ENTRIES SHOWN.
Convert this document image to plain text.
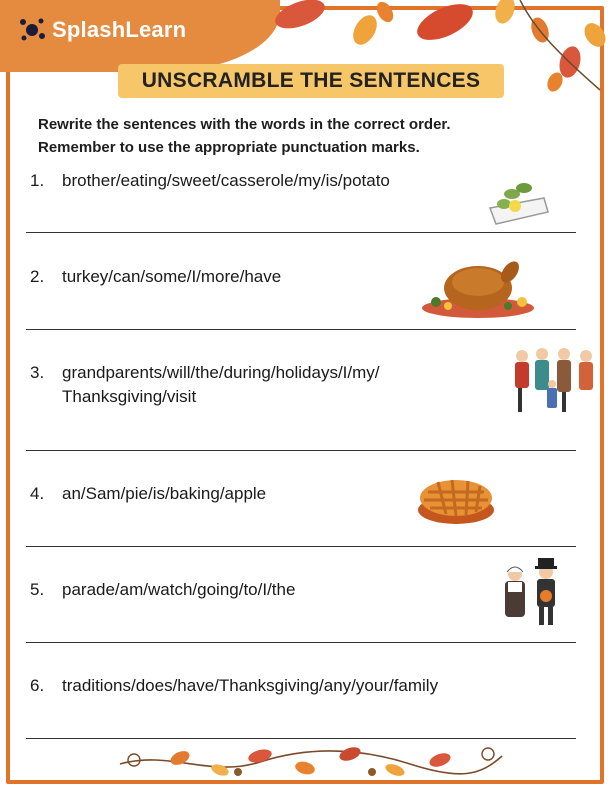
SplashLearn
UNSCRAMBLE THE SENTENCES
Rewrite the sentences with the words in the correct order.
Remember to use the appropriate punctuation marks.
1.	brother/eating/sweet/casserole/my/is/potato
2.	turkey/can/some/I/more/have
3.	grandparents/will/the/during/holidays/I/my/ Thanksgiving/visit
4.	an/Sam/pie/is/baking/apple
5.	parade/am/watch/going/to/I/the
6.	traditions/does/have/Thanksgiving/any/your/family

OBJECTIVE. Without the pictures, repeat all the records word for word.

RESULT BELOW.
Convert this document image to plain text.
SplashLearn
UNSCRAMBLE THE SENTENCES
Rewrite the sentences with the words in the correct order.
Remember to use the appropriate punctuation marks.
1.	brother/eating/sweet/casserole/my/is/potato
2.	turkey/can/some/I/more/have
3.	grandparents/will/the/during/holidays/I/my/ Thanksgiving/visit
4.	an/Sam/pie/is/baking/apple
5.	parade/am/watch/going/to/I/the
6.	traditions/does/have/Thanksgiving/any/your/family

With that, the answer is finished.